■ **GOAL**
Extract each line of the data and write it out again exactly.

■ **RECORDS FOR THE TASK**
────────────────────────────────────────
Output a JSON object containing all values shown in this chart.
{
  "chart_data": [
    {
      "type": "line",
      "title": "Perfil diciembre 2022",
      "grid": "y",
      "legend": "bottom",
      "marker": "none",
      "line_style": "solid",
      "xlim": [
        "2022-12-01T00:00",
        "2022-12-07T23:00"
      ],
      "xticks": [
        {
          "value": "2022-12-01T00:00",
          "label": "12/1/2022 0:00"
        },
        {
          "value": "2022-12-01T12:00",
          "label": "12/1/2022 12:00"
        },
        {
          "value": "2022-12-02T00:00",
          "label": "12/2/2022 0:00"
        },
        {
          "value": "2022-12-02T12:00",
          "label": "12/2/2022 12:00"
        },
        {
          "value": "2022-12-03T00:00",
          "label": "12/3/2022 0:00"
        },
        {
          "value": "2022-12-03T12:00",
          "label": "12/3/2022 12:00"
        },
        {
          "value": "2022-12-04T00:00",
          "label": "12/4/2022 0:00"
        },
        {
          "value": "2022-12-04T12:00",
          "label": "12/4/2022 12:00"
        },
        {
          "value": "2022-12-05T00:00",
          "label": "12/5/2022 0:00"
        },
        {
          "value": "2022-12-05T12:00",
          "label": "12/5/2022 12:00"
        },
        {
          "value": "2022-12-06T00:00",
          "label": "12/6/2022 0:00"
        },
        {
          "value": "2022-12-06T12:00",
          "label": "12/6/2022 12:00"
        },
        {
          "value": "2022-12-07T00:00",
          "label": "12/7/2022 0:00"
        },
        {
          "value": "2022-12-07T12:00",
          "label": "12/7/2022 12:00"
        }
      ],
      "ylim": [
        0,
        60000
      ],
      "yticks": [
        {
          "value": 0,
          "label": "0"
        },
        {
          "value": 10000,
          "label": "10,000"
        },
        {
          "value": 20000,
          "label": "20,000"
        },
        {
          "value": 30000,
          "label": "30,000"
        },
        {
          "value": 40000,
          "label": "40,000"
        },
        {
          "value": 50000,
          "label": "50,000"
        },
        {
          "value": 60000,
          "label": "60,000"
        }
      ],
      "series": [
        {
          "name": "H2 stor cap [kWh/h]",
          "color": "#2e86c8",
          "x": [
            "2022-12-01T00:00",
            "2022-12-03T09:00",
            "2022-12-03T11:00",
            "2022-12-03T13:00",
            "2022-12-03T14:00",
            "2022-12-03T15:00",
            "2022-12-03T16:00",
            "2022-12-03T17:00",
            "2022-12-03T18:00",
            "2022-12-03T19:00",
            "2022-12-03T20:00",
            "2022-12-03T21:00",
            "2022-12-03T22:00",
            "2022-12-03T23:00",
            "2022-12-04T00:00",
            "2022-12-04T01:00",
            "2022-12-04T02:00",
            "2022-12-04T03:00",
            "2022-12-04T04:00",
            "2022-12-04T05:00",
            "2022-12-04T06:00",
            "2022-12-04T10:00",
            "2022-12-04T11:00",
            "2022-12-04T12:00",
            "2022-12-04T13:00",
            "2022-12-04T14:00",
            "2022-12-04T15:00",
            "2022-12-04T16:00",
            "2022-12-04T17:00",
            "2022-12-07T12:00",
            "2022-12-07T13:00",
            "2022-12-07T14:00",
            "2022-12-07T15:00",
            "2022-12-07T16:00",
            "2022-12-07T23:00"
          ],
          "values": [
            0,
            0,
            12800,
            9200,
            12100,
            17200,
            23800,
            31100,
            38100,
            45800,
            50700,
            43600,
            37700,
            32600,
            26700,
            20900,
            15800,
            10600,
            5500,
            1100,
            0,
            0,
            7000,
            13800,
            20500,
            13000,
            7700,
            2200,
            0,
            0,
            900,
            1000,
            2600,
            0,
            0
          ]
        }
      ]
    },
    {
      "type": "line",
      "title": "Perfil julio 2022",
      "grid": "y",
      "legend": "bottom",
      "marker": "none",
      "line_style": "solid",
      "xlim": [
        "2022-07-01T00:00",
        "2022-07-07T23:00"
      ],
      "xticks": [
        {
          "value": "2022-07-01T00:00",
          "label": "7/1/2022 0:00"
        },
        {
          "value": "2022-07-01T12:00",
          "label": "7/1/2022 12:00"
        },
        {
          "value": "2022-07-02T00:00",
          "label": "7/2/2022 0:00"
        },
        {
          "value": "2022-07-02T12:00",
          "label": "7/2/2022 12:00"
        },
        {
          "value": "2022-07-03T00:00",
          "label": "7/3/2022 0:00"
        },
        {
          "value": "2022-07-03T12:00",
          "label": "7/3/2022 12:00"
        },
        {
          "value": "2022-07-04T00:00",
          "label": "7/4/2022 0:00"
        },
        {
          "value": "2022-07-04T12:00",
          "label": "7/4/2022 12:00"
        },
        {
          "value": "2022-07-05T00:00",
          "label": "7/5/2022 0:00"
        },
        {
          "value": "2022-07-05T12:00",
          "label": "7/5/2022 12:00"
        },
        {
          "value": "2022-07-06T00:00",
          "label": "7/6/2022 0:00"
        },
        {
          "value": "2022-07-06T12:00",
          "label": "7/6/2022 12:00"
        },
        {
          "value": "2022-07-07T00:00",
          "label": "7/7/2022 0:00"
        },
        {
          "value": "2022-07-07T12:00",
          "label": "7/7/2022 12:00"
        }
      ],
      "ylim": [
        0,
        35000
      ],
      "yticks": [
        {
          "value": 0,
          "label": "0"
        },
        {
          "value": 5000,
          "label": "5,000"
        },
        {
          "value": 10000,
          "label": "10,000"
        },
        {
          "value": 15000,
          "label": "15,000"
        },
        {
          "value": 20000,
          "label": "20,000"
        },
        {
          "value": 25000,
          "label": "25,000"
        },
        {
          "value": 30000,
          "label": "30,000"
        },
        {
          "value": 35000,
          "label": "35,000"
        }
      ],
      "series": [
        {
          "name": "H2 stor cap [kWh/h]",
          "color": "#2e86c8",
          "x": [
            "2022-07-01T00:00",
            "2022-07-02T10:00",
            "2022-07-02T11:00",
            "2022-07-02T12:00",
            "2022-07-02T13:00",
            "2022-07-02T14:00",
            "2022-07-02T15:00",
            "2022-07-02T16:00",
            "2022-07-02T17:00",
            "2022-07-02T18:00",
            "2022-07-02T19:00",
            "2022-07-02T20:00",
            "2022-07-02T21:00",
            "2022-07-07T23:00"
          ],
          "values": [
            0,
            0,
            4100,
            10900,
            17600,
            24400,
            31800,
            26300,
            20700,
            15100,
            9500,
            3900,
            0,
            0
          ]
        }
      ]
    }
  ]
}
────────────────────────────────────────
■ **FINAL RESULT**
Output a JSON object containing all values shown in this chart.
{
  "chart_data": [
    {
      "type": "line",
      "title": "Perfil diciembre 2022",
      "grid": "y",
      "legend": "bottom",
      "marker": "none",
      "line_style": "solid",
      "xlim": [
        "2022-12-01T00:00",
        "2022-12-07T23:00"
      ],
      "xticks": [
        {
          "value": "2022-12-01T00:00",
          "label": "12/1/2022 0:00"
        },
        {
          "value": "2022-12-01T12:00",
          "label": "12/1/2022 12:00"
        },
        {
          "value": "2022-12-02T00:00",
          "label": "12/2/2022 0:00"
        },
        {
          "value": "2022-12-02T12:00",
          "label": "12/2/2022 12:00"
        },
        {
          "value": "2022-12-03T00:00",
          "label": "12/3/2022 0:00"
        },
        {
          "value": "2022-12-03T12:00",
          "label": "12/3/2022 12:00"
        },
        {
          "value": "2022-12-04T00:00",
          "label": "12/4/2022 0:00"
        },
        {
          "value": "2022-12-04T12:00",
          "label": "12/4/2022 12:00"
        },
        {
          "value": "2022-12-05T00:00",
          "label": "12/5/2022 0:00"
        },
        {
          "value": "2022-12-05T12:00",
          "label": "12/5/2022 12:00"
        },
        {
          "value": "2022-12-06T00:00",
          "label": "12/6/2022 0:00"
        },
        {
          "value": "2022-12-06T12:00",
          "label": "12/6/2022 12:00"
        },
        {
          "value": "2022-12-07T00:00",
          "label": "12/7/2022 0:00"
        },
        {
          "value": "2022-12-07T12:00",
          "label": "12/7/2022 12:00"
        }
      ],
      "ylim": [
        0,
        60000
      ],
      "yticks": [
        {
          "value": 0,
          "label": "0"
        },
        {
          "value": 10000,
          "label": "10,000"
        },
        {
          "value": 20000,
          "label": "20,000"
        },
        {
          "value": 30000,
          "label": "30,000"
        },
        {
          "value": 40000,
          "label": "40,000"
        },
        {
          "value": 50000,
          "label": "50,000"
        },
        {
          "value": 60000,
          "label": "60,000"
        }
      ],
      "series": [
        {
          "name": "H2 stor cap [kWh/h]",
          "color": "#2e86c8",
          "x": [
            "2022-12-01T00:00",
            "2022-12-03T09:00",
            "2022-12-03T11:00",
            "2022-12-03T13:00",
            "2022-12-03T14:00",
            "2022-12-03T15:00",
            "2022-12-03T16:00",
            "2022-12-03T17:00",
            "2022-12-03T18:00",
            "2022-12-03T19:00",
            "2022-12-03T20:00",
            "2022-12-03T21:00",
            "2022-12-03T22:00",
            "2022-12-03T23:00",
            "2022-12-04T00:00",
            "2022-12-04T01:00",
            "2022-12-04T02:00",
            "2022-12-04T03:00",
            "2022-12-04T04:00",
            "2022-12-04T05:00",
            "2022-12-04T06:00",
            "2022-12-04T10:00",
            "2022-12-04T11:00",
            "2022-12-04T12:00",
            "2022-12-04T13:00",
            "2022-12-04T14:00",
            "2022-12-04T15:00",
            "2022-12-04T16:00",
            "2022-12-04T17:00",
            "2022-12-07T12:00",
            "2022-12-07T13:00",
            "2022-12-07T14:00",
            "2022-12-07T15:00",
            "2022-12-07T16:00",
            "2022-12-07T23:00"
          ],
          "values": [
            0,
            0,
            12800,
            9200,
            12100,
            17200,
            23800,
            31100,
            38100,
            45800,
            50700,
            43600,
            37700,
            32600,
            26700,
            20900,
            15800,
            10600,
            5500,
            1100,
            0,
            0,
            7000,
            13800,
            20500,
            13000,
            7700,
            2200,
            0,
            0,
            900,
            1000,
            2600,
            0,
            0
          ]
        }
      ]
    },
    {
      "type": "line",
      "title": "Perfil julio 2022",
      "grid": "y",
      "legend": "bottom",
      "marker": "none",
      "line_style": "solid",
      "xlim": [
        "2022-07-01T00:00",
        "2022-07-07T23:00"
      ],
      "xticks": [
        {
          "value": "2022-07-01T00:00",
          "label": "7/1/2022 0:00"
        },
        {
          "value": "2022-07-01T12:00",
          "label": "7/1/2022 12:00"
        },
        {
          "value": "2022-07-02T00:00",
          "label": "7/2/2022 0:00"
        },
        {
          "value": "2022-07-02T12:00",
          "label": "7/2/2022 12:00"
        },
        {
          "value": "2022-07-03T00:00",
          "label": "7/3/2022 0:00"
        },
        {
          "value": "2022-07-03T12:00",
          "label": "7/3/2022 12:00"
        },
        {
          "value": "2022-07-04T00:00",
          "label": "7/4/2022 0:00"
        },
        {
          "value": "2022-07-04T12:00",
          "label": "7/4/2022 12:00"
        },
        {
          "value": "2022-07-05T00:00",
          "label": "7/5/2022 0:00"
        },
        {
          "value": "2022-07-05T12:00",
          "label": "7/5/2022 12:00"
        },
        {
          "value": "2022-07-06T00:00",
          "label": "7/6/2022 0:00"
        },
        {
          "value": "2022-07-06T12:00",
          "label": "7/6/2022 12:00"
        },
        {
          "value": "2022-07-07T00:00",
          "label": "7/7/2022 0:00"
        },
        {
          "value": "2022-07-07T12:00",
          "label": "7/7/2022 12:00"
        }
      ],
      "ylim": [
        0,
        35000
      ],
      "yticks": [
        {
          "value": 0,
          "label": "0"
        },
        {
          "value": 5000,
          "label": "5,000"
        },
        {
          "value": 10000,
          "label": "10,000"
        },
        {
          "value": 15000,
          "label": "15,000"
        },
        {
          "value": 20000,
          "label": "20,000"
        },
        {
          "value": 25000,
          "label": "25,000"
        },
        {
          "value": 30000,
          "label": "30,000"
        },
        {
          "value": 35000,
          "label": "35,000"
        }
      ],
      "series": [
        {
          "name": "H2 stor cap [kWh/h]",
          "color": "#2e86c8",
          "x": [
            "2022-07-01T00:00",
            "2022-07-02T10:00",
            "2022-07-02T11:00",
            "2022-07-02T12:00",
            "2022-07-02T13:00",
            "2022-07-02T14:00",
            "2022-07-02T15:00",
            "2022-07-02T16:00",
            "2022-07-02T17:00",
            "2022-07-02T18:00",
            "2022-07-02T19:00",
            "2022-07-02T20:00",
            "2022-07-02T21:00",
            "2022-07-07T23:00"
          ],
          "values": [
            0,
            0,
            4100,
            10900,
            17600,
            24400,
            31800,
            26300,
            20700,
            15100,
            9500,
            3900,
            0,
            0
          ]
        }
      ]
    }
  ]
}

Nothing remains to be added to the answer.